Start of RECORD SET
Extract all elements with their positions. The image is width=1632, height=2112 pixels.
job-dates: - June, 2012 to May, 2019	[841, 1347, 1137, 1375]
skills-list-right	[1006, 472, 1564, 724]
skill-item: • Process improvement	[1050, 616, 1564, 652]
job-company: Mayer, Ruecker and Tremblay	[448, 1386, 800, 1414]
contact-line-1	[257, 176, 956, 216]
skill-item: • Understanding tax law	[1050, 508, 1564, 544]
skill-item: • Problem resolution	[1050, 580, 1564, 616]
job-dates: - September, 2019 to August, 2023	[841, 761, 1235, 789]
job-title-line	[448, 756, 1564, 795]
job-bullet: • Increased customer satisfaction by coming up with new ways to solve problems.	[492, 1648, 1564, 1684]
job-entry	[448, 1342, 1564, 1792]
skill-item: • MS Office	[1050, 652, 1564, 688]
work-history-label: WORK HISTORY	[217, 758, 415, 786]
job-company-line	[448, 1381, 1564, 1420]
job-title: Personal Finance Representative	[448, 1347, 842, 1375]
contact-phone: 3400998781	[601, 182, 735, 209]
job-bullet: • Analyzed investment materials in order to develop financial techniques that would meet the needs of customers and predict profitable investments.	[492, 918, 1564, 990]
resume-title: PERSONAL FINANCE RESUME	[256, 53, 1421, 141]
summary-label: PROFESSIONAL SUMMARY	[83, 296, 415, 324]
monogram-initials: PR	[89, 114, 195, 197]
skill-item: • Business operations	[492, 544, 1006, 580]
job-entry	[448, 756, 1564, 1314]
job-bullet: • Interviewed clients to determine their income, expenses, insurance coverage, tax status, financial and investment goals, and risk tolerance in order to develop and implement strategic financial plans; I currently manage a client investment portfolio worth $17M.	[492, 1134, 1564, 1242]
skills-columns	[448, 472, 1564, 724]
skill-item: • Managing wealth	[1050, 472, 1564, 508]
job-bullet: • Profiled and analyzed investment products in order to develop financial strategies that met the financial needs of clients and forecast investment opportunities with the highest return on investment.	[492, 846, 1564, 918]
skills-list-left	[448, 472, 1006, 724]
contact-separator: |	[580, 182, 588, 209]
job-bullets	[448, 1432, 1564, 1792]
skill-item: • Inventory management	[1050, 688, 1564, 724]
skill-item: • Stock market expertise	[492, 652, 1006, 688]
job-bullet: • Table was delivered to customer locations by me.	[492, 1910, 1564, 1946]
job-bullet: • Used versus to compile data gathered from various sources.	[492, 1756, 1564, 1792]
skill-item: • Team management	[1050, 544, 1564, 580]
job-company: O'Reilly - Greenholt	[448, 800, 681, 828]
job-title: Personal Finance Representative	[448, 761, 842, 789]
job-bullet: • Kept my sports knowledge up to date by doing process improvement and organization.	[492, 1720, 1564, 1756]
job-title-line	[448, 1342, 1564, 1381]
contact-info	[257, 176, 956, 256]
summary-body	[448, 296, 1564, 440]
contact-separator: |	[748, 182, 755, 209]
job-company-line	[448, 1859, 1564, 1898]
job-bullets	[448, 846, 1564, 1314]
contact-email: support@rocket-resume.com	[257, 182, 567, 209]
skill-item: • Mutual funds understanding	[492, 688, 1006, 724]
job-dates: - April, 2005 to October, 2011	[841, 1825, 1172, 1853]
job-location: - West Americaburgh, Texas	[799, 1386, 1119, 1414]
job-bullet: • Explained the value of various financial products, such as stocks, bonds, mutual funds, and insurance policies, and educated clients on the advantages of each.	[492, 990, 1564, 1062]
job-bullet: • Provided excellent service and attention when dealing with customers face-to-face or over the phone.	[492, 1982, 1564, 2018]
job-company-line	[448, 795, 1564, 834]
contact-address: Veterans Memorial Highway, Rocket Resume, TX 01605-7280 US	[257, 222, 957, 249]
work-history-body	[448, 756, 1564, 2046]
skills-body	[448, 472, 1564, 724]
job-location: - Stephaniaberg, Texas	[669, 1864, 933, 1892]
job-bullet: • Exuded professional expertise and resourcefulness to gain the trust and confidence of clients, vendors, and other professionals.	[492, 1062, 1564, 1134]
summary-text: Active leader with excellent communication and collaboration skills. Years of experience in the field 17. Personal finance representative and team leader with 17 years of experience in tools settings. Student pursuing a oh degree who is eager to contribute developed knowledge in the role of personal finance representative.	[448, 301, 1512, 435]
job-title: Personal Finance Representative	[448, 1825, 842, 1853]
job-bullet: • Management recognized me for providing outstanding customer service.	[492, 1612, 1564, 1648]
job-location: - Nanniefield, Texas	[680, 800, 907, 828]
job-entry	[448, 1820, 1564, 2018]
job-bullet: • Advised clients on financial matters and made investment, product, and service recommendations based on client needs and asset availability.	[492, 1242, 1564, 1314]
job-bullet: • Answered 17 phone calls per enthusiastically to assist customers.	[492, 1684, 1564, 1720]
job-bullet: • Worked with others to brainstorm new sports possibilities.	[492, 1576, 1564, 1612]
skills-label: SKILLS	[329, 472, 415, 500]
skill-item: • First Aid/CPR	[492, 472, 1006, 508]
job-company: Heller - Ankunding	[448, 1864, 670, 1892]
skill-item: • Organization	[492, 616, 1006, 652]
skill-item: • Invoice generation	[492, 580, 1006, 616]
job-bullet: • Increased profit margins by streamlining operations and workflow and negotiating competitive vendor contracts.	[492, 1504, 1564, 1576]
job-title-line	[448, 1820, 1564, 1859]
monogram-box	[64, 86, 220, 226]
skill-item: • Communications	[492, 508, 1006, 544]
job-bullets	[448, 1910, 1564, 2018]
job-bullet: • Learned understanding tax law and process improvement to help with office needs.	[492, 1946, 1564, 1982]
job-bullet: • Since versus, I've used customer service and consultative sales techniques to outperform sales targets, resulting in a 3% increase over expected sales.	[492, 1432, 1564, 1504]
End of RECORD SET
- **REQUIRED TASK**
Copy out every entry above verbatim, changing nothing in any line.

- **THE RESPONSE**
Extract all elements with their positions. The image is width=1632, height=2112 pixels.
job-dates: - June, 2012 to May, 2019	[841, 1347, 1137, 1375]
skills-list-right	[1006, 472, 1564, 724]
skill-item: • Process improvement	[1050, 616, 1564, 652]
job-company: Mayer, Ruecker and Tremblay	[448, 1386, 800, 1414]
contact-line-1	[257, 176, 956, 216]
skill-item: • Understanding tax law	[1050, 508, 1564, 544]
skill-item: • Problem resolution	[1050, 580, 1564, 616]
job-dates: - September, 2019 to August, 2023	[841, 761, 1235, 789]
job-title-line	[448, 756, 1564, 795]
job-bullet: • Increased customer satisfaction by coming up with new ways to solve problems.	[492, 1648, 1564, 1684]
job-entry	[448, 1342, 1564, 1792]
skill-item: • MS Office	[1050, 652, 1564, 688]
work-history-label: WORK HISTORY	[217, 758, 415, 786]
job-company-line	[448, 1381, 1564, 1420]
job-title: Personal Finance Representative	[448, 1347, 842, 1375]
contact-phone: 3400998781	[601, 182, 735, 209]
job-bullet: • Analyzed investment materials in order to develop financial techniques that would meet the needs of customers and predict profitable investments.	[492, 918, 1564, 990]
resume-title: PERSONAL FINANCE RESUME	[256, 53, 1421, 141]
summary-label: PROFESSIONAL SUMMARY	[83, 296, 415, 324]
monogram-initials: PR	[89, 114, 195, 197]
skill-item: • Business operations	[492, 544, 1006, 580]
job-entry	[448, 756, 1564, 1314]
job-bullet: • Interviewed clients to determine their income, expenses, insurance coverage, tax status, financial and investment goals, and risk tolerance in order to develop and implement strategic financial plans; I currently manage a client investment portfolio worth $17M.	[492, 1134, 1564, 1242]
skills-columns	[448, 472, 1564, 724]
skill-item: • Managing wealth	[1050, 472, 1564, 508]
job-bullet: • Profiled and analyzed investment products in order to develop financial strategies that met the financial needs of clients and forecast investment opportunities with the highest return on investment.	[492, 846, 1564, 918]
skills-list-left	[448, 472, 1006, 724]
contact-separator: |	[580, 182, 588, 209]
job-bullets	[448, 1432, 1564, 1792]
skill-item: • Inventory management	[1050, 688, 1564, 724]
skill-item: • Stock market expertise	[492, 652, 1006, 688]
job-bullet: • Table was delivered to customer locations by me.	[492, 1910, 1564, 1946]
job-bullet: • Used versus to compile data gathered from various sources.	[492, 1756, 1564, 1792]
skill-item: • Team management	[1050, 544, 1564, 580]
job-company: O'Reilly - Greenholt	[448, 800, 681, 828]
job-title: Personal Finance Representative	[448, 761, 842, 789]
job-bullet: • Kept my sports knowledge up to date by doing process improvement and organization.	[492, 1720, 1564, 1756]
job-title-line	[448, 1342, 1564, 1381]
contact-info	[257, 176, 956, 256]
summary-body	[448, 296, 1564, 440]
contact-separator: |	[748, 182, 755, 209]
job-company-line	[448, 1859, 1564, 1898]
job-bullets	[448, 846, 1564, 1314]
contact-email: support@rocket-resume.com	[257, 182, 567, 209]
skill-item: • Mutual funds understanding	[492, 688, 1006, 724]
job-dates: - April, 2005 to October, 2011	[841, 1825, 1172, 1853]
job-location: - West Americaburgh, Texas	[799, 1386, 1119, 1414]
job-bullet: • Explained the value of various financial products, such as stocks, bonds, mutual funds, and insurance policies, and educated clients on the advantages of each.	[492, 990, 1564, 1062]
job-bullet: • Provided excellent service and attention when dealing with customers face-to-face or over the phone.	[492, 1982, 1564, 2018]
job-company-line	[448, 795, 1564, 834]
contact-address: Veterans Memorial Highway, Rocket Resume, TX 01605-7280 US	[257, 222, 957, 249]
work-history-body	[448, 756, 1564, 2046]
skills-body	[448, 472, 1564, 724]
job-location: - Stephaniaberg, Texas	[669, 1864, 933, 1892]
job-bullet: • Exuded professional expertise and resourcefulness to gain the trust and confidence of clients, vendors, and other professionals.	[492, 1062, 1564, 1134]
summary-text: Active leader with excellent communication and collaboration skills. Years of experience in the field 17. Personal finance representative and team leader with 17 years of experience in tools settings. Student pursuing a oh degree who is eager to contribute developed knowledge in the role of personal finance representative.	[448, 301, 1512, 435]
job-title: Personal Finance Representative	[448, 1825, 842, 1853]
job-bullet: • Management recognized me for providing outstanding customer service.	[492, 1612, 1564, 1648]
job-location: - Nanniefield, Texas	[680, 800, 907, 828]
job-entry	[448, 1820, 1564, 2018]
job-bullet: • Advised clients on financial matters and made investment, product, and service recommendations based on client needs and asset availability.	[492, 1242, 1564, 1314]
job-bullet: • Answered 17 phone calls per enthusiastically to assist customers.	[492, 1684, 1564, 1720]
job-bullet: • Worked with others to brainstorm new sports possibilities.	[492, 1576, 1564, 1612]
skills-label: SKILLS	[329, 472, 415, 500]
skill-item: • First Aid/CPR	[492, 472, 1006, 508]
job-company: Heller - Ankunding	[448, 1864, 670, 1892]
skill-item: • Organization	[492, 616, 1006, 652]
skill-item: • Invoice generation	[492, 580, 1006, 616]
job-bullet: • Increased profit margins by streamlining operations and workflow and negotiating competitive vendor contracts.	[492, 1504, 1564, 1576]
job-title-line	[448, 1820, 1564, 1859]
monogram-box	[64, 86, 220, 226]
skill-item: • Communications	[492, 508, 1006, 544]
job-bullets	[448, 1910, 1564, 2018]
job-bullet: • Learned understanding tax law and process improvement to help with office needs.	[492, 1946, 1564, 1982]
job-bullet: • Since versus, I've used customer service and consultative sales techniques to outperform sales targets, resulting in a 3% increase over expected sales.	[492, 1432, 1564, 1504]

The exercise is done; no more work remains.